§ What you are asked to do: Set down, in full, every record in the block.

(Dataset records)
□ □ □ □

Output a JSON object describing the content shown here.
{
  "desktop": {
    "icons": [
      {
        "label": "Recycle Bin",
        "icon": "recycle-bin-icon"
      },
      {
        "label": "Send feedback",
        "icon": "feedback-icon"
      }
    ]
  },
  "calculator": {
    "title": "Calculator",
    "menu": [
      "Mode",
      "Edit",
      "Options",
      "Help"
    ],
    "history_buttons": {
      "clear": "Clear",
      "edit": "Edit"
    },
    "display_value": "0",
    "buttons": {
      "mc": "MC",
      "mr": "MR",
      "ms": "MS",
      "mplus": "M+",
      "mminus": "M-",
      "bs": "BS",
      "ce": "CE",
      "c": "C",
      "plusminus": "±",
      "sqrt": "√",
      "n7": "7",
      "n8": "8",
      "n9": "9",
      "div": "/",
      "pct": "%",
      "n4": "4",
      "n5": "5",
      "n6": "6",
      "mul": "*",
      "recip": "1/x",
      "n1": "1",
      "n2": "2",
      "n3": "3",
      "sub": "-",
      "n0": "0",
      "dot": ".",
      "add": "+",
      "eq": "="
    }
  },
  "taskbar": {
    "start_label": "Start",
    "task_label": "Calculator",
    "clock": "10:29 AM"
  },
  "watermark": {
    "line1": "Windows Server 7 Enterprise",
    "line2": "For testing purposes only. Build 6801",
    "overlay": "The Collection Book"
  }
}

□ □ □ □

§ Completed exercise:
Output a JSON object describing the content shown here.
{
  "desktop": {
    "icons": [
      {
        "label": "Recycle Bin",
        "icon": "recycle-bin-icon"
      },
      {
        "label": "Send feedback",
        "icon": "feedback-icon"
      }
    ]
  },
  "calculator": {
    "title": "Calculator",
    "menu": [
      "Mode",
      "Edit",
      "Options",
      "Help"
    ],
    "history_buttons": {
      "clear": "Clear",
      "edit": "Edit"
    },
    "display_value": "0",
    "buttons": {
      "mc": "MC",
      "mr": "MR",
      "ms": "MS",
      "mplus": "M+",
      "mminus": "M-",
      "bs": "BS",
      "ce": "CE",
      "c": "C",
      "plusminus": "±",
      "sqrt": "√",
      "n7": "7",
      "n8": "8",
      "n9": "9",
      "div": "/",
      "pct": "%",
      "n4": "4",
      "n5": "5",
      "n6": "6",
      "mul": "*",
      "recip": "1/x",
      "n1": "1",
      "n2": "2",
      "n3": "3",
      "sub": "-",
      "n0": "0",
      "dot": ".",
      "add": "+",
      "eq": "="
    }
  },
  "taskbar": {
    "start_label": "Start",
    "task_label": "Calculator",
    "clock": "10:29 AM"
  },
  "watermark": {
    "line1": "Windows Server 7 Enterprise",
    "line2": "For testing purposes only. Build 6801",
    "overlay": "The Collection Book"
  }
}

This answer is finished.